> _Given passage_
I've seen databases bottleneck on lots of different resources, even some virtual ones (unexpected serializing). But I'm very suspicious of people claiming that one must write webapps in low level languages "because speed". (And yes, I know there exist problems out there where this is true, the same way that there exist people out there that've won the lottery.)
It depends on the web app. My experience is that being bottlenecked on the database, while natural, is so crippling to scaling that extensive caching is used to prevent the majority of requests from touching the database.
I know this is an inevitable comment on any article that calls any software slow, but: "~500 requests/sec" using ten servers? Python may be slow, but I would be very suprised if it can't do 50req/second.
This doesn't pass the smell test for me either. I'm running a Python Django server with a primarily write load on an EC2 small instance, and easily exceeding 50 requests per second, with very low load on the box.
As I read it that's one AWS server of unknown size serving ~500rps of an application of unknown complexity. Tripled when using PyPy (whatever that is).
Maybe a very small instance serving something fairly complex?
Yep, I could readily point to my Erlang application that can serve thousands of requests per second, doing real work. While simultaneously handling 10k+ websocket connections. All that on a single machine (16G RAM, 8 cores).
Does that mean that Erlang is the best? Of course not! It only means that Erlang was specifically designed for this sole use case, which only happens to encompass the whole "web" thingie.
It would be an overkill to use Erlang for single-threaded software that requires number crunching speed or for any kind of system scripting. Comparing Erlang to D or Python is stupid. As is (IMHO) using any of the latter for massively parallel servers.
How complex? In one second a modern processor can do ~1 billion operations (ish, some are faster, some are slower, sometimes multiple are done in the same clock tick). Even if its slow, core2 architecture.
This means they have the time for about ~200 million instructions per request (Ignoring internal disk I/O, or network I/O).
That amount of work is insane!
:.:.:
I want to say their doing something fundamentally wrong. And it has nothing to do with their language.
The i7 can dispatch 4 instructions per cycle. In practice, I find it can realistically execute about 2 per cycle. So at 2GHz, that's closer to 4 billion instructions per second, or ~800M instructions per request as per your calculation.
The slowness of their system can probably be blamed on slow database access, or some kind of initialization cost they're paying for every request (i.e.: calling into a binary like in the old CGI days, initializing the Python VM every time).
Like I said something fundamentally wrong. With their approach.
Un-Indexed databases, databases far away from front end servers (in terms of network topography), or weird VM things with python.

> _Supplied information_
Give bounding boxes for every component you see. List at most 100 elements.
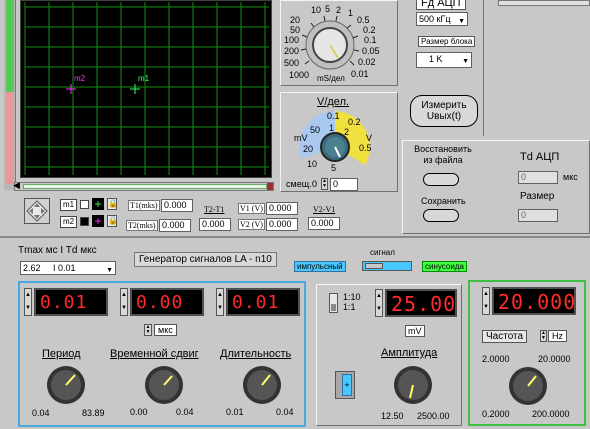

> _Aim of the task_
Rewrite the stretch of the web app speed thread from "This means they" through "per your calculation.", changing "cycle" to "clock cycle". The data can be set aside.

> _Full response_
This means they have the time for about ~200 million instructions per request (Ignoring internal disk I/O, or network I/O).
That amount of work is insane!
:.:.:
I want to say their doing something fundamentally wrong. And it has nothing to do with their language.
The i7 can dispatch 4 instructions per clock cycle. In practice, I find it can realistically execute about 2 per clock cycle. So at 2GHz, that's closer to 4 billion instructions per second, or ~800M instructions per request as per your calculation.